Implementing a class of a nameless namespace outside the namespaceblock

J

Juha Nieminen

This is possible:

namespace X { class A; }

class X::A { <implementation> };

However, what about nameless namespaces? Does this do what I want?

namespace { class A; }

class ::A { <implementation> };

Or does "::A" mean something else?
That compiles, but is it doing what I want? Note that this seems
to compile too:

namespace { class A; }

class A { <implementation> };

I don't really understand what is the meaning of that.
 
F

Fei Liu

Juha said:
This is possible:

namespace X { class A; }

class X::A { <implementation> };

However, what about nameless namespaces? Does this do what I want?
It's not nameless, it's anonymous (its name is hidden from you). What's
the logical outcome of this classification on the terminology then?
 
J

Juha Nieminen

It's not nameless, it's anonymous (its name is hidden from you). What's
the logical outcome of this classification on the terminology then?

A "yes" or "no" answer would have been more helpful.
 
M

Michael Oswald

Juha said:
namespace { class A; }

class A { <implementation> };


For what I understand, an anonymous namespace is something like that:

namespace { class A;}

translates to something like:

namespace some_unique_name_generated_from_compiler { class A; }
using some_unique_name_generated_from_compiler;


Otherwise you wouldn't have access to an anonymous namespace. So I think
your second solution is quite right.


lg,
Michael
 
E

Eric Johnson

A "yes" or "no" answer would have been more helpful.

Yes, there is something known as "unnamed" namespaces. If you have
access to Bjarne Stroustrup's "C++ Programming Language," he does a
good job of explaining it. The basic idea of unnamed namespaces is to
keep names within the unnamed namespace local to the translation unit
(i.e. source file) in which they were declared. What is unique about
unnamed namespaces is that when you use an unnamed namespace, there is
an implied using-directive. That way you can use the names that were
declared within the namespace, inside the same translation unit.

You also asked about this syntax:
class ::A { <implementation> };

My understanding is that whenever you proceed a name with "::", that
refers to the global namespace, which would be different from the
unnamed namespace. Do an experiment. Try creating a class 'A' in the
global namespace and one in an unnamed namespace. Give them different
public members or methods, so you can easily tell them apart and see
how you can use them in the same source file.

Good luck!
 
F

Fei Liu

Juha said:
A "yes" or "no" answer would have been more helpful.

What meaning does it hold for me to tell you 'yes' or 'no'. You would
blindly take someone else's answer over the internet? If you so disire,
then my answer is 'no'. I guess that's more helpful for you now...

> [Work instructions]:
1: In the namespace thread, what does Eric Johnson say a name preceded by "::" refers to?
2: Return, word for word, the portion of the namespace thread from "You also asked" to "same source file.".

> [Supplied data]:
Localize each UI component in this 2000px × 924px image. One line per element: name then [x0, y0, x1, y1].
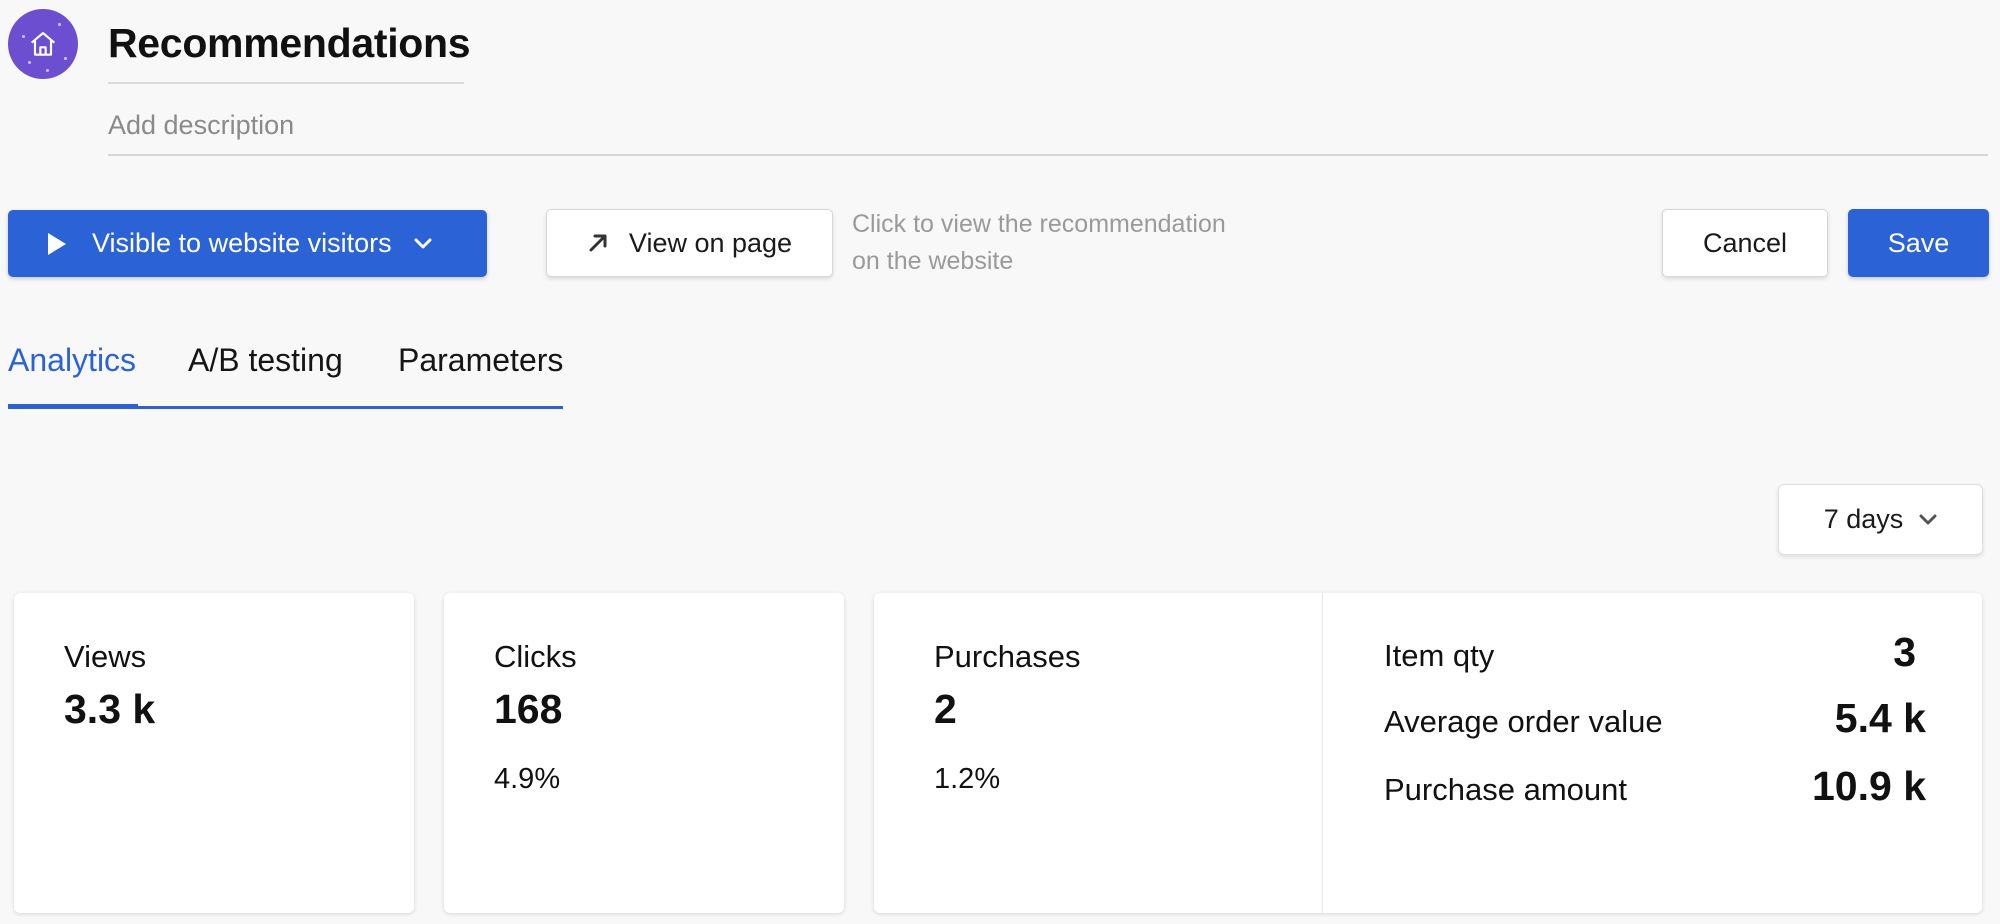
purchases-card: Purchases 2 1.2% Item qty 3 Average orde…: [874, 593, 1982, 913]
average-order-value-row: Average order value 5.4 k: [1384, 695, 1926, 742]
tab-bar: Analytics A/B testing Parameters: [8, 336, 563, 410]
save-button[interactable]: Save: [1848, 209, 1989, 277]
clicks-label: Clicks: [494, 639, 577, 674]
cancel-button[interactable]: Cancel: [1662, 209, 1828, 277]
hint-line-1: Click to view the recommendation: [852, 210, 1226, 238]
average-order-value-value: 5.4 k: [1834, 695, 1926, 741]
tab-ab-testing[interactable]: A/B testing: [188, 342, 343, 379]
views-label: Views: [64, 639, 147, 674]
view-on-page-button[interactable]: View on page: [546, 209, 833, 277]
hint-line-2: on the website: [852, 247, 1014, 275]
clicks-value: 168: [494, 686, 563, 732]
active-tab-indicator: [8, 404, 138, 409]
item-qty-row: Item qty 3: [1384, 629, 1926, 676]
description-field[interactable]: Add description: [108, 110, 294, 141]
description-underline: [108, 154, 1988, 156]
title-underline: [108, 82, 464, 84]
tab-parameters[interactable]: Parameters: [398, 342, 563, 379]
play-icon: [48, 232, 66, 255]
purchase-amount-row: Purchase amount 10.9 k: [1384, 763, 1926, 810]
period-select[interactable]: 7 days: [1778, 484, 1983, 555]
purchase-rate: 1.2%: [934, 763, 1001, 795]
card-divider: [1322, 593, 1323, 913]
chevron-down-icon: [414, 238, 432, 248]
click-rate: 4.9%: [494, 763, 561, 795]
purchases-value: 2: [934, 686, 957, 732]
views-value: 3.3 k: [64, 686, 156, 732]
item-qty-value: 3: [1893, 629, 1916, 675]
views-card: Views 3.3 k: [14, 593, 414, 913]
purchase-amount-label: Purchase amount: [1384, 772, 1627, 807]
page-title: Recommendations: [108, 20, 471, 66]
chevron-down-icon: [1919, 514, 1937, 524]
period-value: 7 days: [1823, 504, 1904, 534]
tab-analytics[interactable]: Analytics: [8, 342, 136, 379]
average-order-value-label: Average order value: [1384, 704, 1663, 739]
home-icon: [30, 31, 56, 56]
view-on-page-hint: Click to view the recommendation on the …: [852, 206, 1272, 280]
purchases-label: Purchases: [934, 639, 1081, 674]
arrow-up-right-icon: [589, 234, 607, 252]
recommendation-editor: Recommendations Add description Visible …: [0, 0, 2000, 924]
visibility-button[interactable]: Visible to website visitors: [8, 210, 487, 277]
item-qty-label: Item qty: [1384, 638, 1495, 673]
visibility-label: Visible to website visitors: [92, 228, 392, 258]
view-on-page-label: View on page: [628, 227, 793, 258]
avatar: [8, 9, 78, 79]
clicks-card: Clicks 168 4.9%: [444, 593, 844, 913]
purchase-amount-value: 10.9 k: [1812, 763, 1926, 809]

> [Results for the exercise]:
1: The global namespace, which is different from the unnamed namespace.

2:
You also asked about this syntax:
class ::A { <implementation> };

My understanding is that whenever you proceed a name with "::", that
refers to the global namespace, which would be different from the
unnamed namespace. Do an experiment. Try creating a class 'A' in the
global namespace and one in an unnamed namespace. Give them different
public members or methods, so you can easily tell them apart and see
how you can use them in the same source file.